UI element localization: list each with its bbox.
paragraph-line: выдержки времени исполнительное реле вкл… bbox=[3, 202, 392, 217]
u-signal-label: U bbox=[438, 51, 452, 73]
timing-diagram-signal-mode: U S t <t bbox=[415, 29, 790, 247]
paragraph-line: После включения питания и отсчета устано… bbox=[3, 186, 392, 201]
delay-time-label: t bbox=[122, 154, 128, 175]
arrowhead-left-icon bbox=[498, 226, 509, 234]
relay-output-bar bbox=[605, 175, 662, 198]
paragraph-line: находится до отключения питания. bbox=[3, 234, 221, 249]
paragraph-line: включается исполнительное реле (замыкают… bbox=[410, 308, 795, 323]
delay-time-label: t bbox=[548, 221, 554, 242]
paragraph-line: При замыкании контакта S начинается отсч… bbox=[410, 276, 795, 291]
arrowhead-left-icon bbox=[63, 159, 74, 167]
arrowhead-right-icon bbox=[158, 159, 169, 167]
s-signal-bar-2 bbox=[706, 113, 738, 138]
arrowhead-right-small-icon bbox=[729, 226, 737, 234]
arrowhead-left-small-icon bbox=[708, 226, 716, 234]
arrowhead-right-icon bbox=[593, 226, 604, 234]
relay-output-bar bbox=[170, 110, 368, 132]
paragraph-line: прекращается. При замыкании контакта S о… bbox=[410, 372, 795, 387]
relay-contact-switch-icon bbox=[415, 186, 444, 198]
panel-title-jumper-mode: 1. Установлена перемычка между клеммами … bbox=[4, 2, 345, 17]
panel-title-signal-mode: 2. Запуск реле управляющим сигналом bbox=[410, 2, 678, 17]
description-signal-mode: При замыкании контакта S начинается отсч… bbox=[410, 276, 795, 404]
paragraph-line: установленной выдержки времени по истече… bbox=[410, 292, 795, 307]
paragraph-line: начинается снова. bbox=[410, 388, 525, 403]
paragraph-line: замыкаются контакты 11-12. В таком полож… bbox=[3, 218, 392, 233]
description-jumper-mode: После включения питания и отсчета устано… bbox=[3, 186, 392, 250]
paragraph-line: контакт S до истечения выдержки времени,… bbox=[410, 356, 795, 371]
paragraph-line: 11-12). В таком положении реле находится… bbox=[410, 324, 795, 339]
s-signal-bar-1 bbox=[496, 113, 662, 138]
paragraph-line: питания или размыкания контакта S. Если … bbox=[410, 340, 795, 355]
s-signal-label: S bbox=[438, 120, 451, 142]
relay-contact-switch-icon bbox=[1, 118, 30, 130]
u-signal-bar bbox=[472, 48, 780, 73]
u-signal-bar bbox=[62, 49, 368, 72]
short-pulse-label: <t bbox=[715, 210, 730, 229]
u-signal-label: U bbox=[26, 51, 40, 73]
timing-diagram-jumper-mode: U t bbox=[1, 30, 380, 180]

########################################

**REQUIRED TASK:** Reproduce every line of the material above, unchanged and in the same order.

**FINISHED ANSWER:**
UI element localization: list each with its bbox.
paragraph-line: выдержки времени исполнительное реле вкл… bbox=[3, 202, 392, 217]
u-signal-label: U bbox=[438, 51, 452, 73]
timing-diagram-signal-mode: U S t <t bbox=[415, 29, 790, 247]
paragraph-line: После включения питания и отсчета устано… bbox=[3, 186, 392, 201]
delay-time-label: t bbox=[122, 154, 128, 175]
arrowhead-left-icon bbox=[498, 226, 509, 234]
relay-output-bar bbox=[605, 175, 662, 198]
paragraph-line: находится до отключения питания. bbox=[3, 234, 221, 249]
paragraph-line: включается исполнительное реле (замыкают… bbox=[410, 308, 795, 323]
delay-time-label: t bbox=[548, 221, 554, 242]
paragraph-line: При замыкании контакта S начинается отсч… bbox=[410, 276, 795, 291]
arrowhead-left-icon bbox=[63, 159, 74, 167]
arrowhead-right-icon bbox=[158, 159, 169, 167]
s-signal-bar-2 bbox=[706, 113, 738, 138]
arrowhead-right-small-icon bbox=[729, 226, 737, 234]
arrowhead-left-small-icon bbox=[708, 226, 716, 234]
arrowhead-right-icon bbox=[593, 226, 604, 234]
relay-output-bar bbox=[170, 110, 368, 132]
paragraph-line: прекращается. При замыкании контакта S о… bbox=[410, 372, 795, 387]
relay-contact-switch-icon bbox=[415, 186, 444, 198]
panel-title-jumper-mode: 1. Установлена перемычка между клеммами … bbox=[4, 2, 345, 17]
panel-title-signal-mode: 2. Запуск реле управляющим сигналом bbox=[410, 2, 678, 17]
description-signal-mode: При замыкании контакта S начинается отсч… bbox=[410, 276, 795, 404]
paragraph-line: установленной выдержки времени по истече… bbox=[410, 292, 795, 307]
paragraph-line: начинается снова. bbox=[410, 388, 525, 403]
paragraph-line: замыкаются контакты 11-12. В таком полож… bbox=[3, 218, 392, 233]
description-jumper-mode: После включения питания и отсчета устано… bbox=[3, 186, 392, 250]
paragraph-line: контакт S до истечения выдержки времени,… bbox=[410, 356, 795, 371]
paragraph-line: 11-12). В таком положении реле находится… bbox=[410, 324, 795, 339]
s-signal-bar-1 bbox=[496, 113, 662, 138]
paragraph-line: питания или размыкания контакта S. Если … bbox=[410, 340, 795, 355]
s-signal-label: S bbox=[438, 120, 451, 142]
relay-contact-switch-icon bbox=[1, 118, 30, 130]
u-signal-bar bbox=[472, 48, 780, 73]
u-signal-bar bbox=[62, 49, 368, 72]
short-pulse-label: <t bbox=[715, 210, 730, 229]
u-signal-label: U bbox=[26, 51, 40, 73]
timing-diagram-jumper-mode: U t bbox=[1, 30, 380, 180]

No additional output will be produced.